> _WHAT YOU SHOULD DO_: Below are some records; retype all of them exactly.

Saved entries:
## start

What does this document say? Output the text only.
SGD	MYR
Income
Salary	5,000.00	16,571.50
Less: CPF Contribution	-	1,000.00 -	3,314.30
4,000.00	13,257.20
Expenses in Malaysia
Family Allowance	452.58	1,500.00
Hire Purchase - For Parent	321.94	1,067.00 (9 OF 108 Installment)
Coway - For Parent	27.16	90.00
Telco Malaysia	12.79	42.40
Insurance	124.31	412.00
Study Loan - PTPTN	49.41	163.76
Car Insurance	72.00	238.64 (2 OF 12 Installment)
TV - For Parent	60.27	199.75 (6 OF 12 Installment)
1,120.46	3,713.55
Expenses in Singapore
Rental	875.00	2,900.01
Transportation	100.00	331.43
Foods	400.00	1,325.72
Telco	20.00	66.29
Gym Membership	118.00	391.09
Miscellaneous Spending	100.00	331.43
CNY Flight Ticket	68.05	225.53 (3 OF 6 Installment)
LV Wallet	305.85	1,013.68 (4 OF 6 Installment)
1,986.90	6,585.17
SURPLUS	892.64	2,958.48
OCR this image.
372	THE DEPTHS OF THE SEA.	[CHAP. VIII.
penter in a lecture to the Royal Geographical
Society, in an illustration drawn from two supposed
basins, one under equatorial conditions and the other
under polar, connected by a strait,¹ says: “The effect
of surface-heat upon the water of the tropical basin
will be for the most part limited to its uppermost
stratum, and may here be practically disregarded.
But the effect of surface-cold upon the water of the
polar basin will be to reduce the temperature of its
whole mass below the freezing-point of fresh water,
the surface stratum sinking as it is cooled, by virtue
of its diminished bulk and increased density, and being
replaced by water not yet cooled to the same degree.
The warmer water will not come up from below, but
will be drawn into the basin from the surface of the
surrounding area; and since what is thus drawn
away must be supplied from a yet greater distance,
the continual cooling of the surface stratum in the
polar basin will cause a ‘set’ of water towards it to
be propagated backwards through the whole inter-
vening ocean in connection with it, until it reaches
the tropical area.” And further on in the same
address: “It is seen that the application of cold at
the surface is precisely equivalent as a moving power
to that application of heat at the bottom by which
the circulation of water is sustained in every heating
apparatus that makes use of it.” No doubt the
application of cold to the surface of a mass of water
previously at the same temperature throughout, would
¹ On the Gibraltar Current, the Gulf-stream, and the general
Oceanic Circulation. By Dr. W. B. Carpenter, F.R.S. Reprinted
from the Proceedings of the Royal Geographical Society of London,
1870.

## end

> _CORRECT RESPONSE_:
What does this document say? Output the text only.
SGD	MYR
Income
Salary	5,000.00	16,571.50
Less: CPF Contribution	-	1,000.00 -	3,314.30
4,000.00	13,257.20
Expenses in Malaysia
Family Allowance	452.58	1,500.00
Hire Purchase - For Parent	321.94	1,067.00 (9 OF 108 Installment)
Coway - For Parent	27.16	90.00
Telco Malaysia	12.79	42.40
Insurance	124.31	412.00
Study Loan - PTPTN	49.41	163.76
Car Insurance	72.00	238.64 (2 OF 12 Installment)
TV - For Parent	60.27	199.75 (6 OF 12 Installment)
1,120.46	3,713.55
Expenses in Singapore
Rental	875.00	2,900.01
Transportation	100.00	331.43
Foods	400.00	1,325.72
Telco	20.00	66.29
Gym Membership	118.00	391.09
Miscellaneous Spending	100.00	331.43
CNY Flight Ticket	68.05	225.53 (3 OF 6 Installment)
LV Wallet	305.85	1,013.68 (4 OF 6 Installment)
1,986.90	6,585.17
SURPLUS	892.64	2,958.48
OCR this image.
372	THE DEPTHS OF THE SEA.	[CHAP. VIII.
penter in a lecture to the Royal Geographical
Society, in an illustration drawn from two supposed
basins, one under equatorial conditions and the other
under polar, connected by a strait,¹ says: “The effect
of surface-heat upon the water of the tropical basin
will be for the most part limited to its uppermost
stratum, and may here be practically disregarded.
But the effect of surface-cold upon the water of the
polar basin will be to reduce the temperature of its
whole mass below the freezing-point of fresh water,
the surface stratum sinking as it is cooled, by virtue
of its diminished bulk and increased density, and being
replaced by water not yet cooled to the same degree.
The warmer water will not come up from below, but
will be drawn into the basin from the surface of the
surrounding area; and since what is thus drawn
away must be supplied from a yet greater distance,
the continual cooling of the surface stratum in the
polar basin will cause a ‘set’ of water towards it to
be propagated backwards through the whole inter-
vening ocean in connection with it, until it reaches
the tropical area.” And further on in the same
address: “It is seen that the application of cold at
the surface is precisely equivalent as a moving power
to that application of heat at the bottom by which
the circulation of water is sustained in every heating
apparatus that makes use of it.” No doubt the
application of cold to the surface of a mass of water
previously at the same temperature throughout, would
¹ On the Gibraltar Current, the Gulf-stream, and the general
Oceanic Circulation. By Dr. W. B. Carpenter, F.R.S. Reprinted
from the Proceedings of the Royal Geographical Society of London,
1870.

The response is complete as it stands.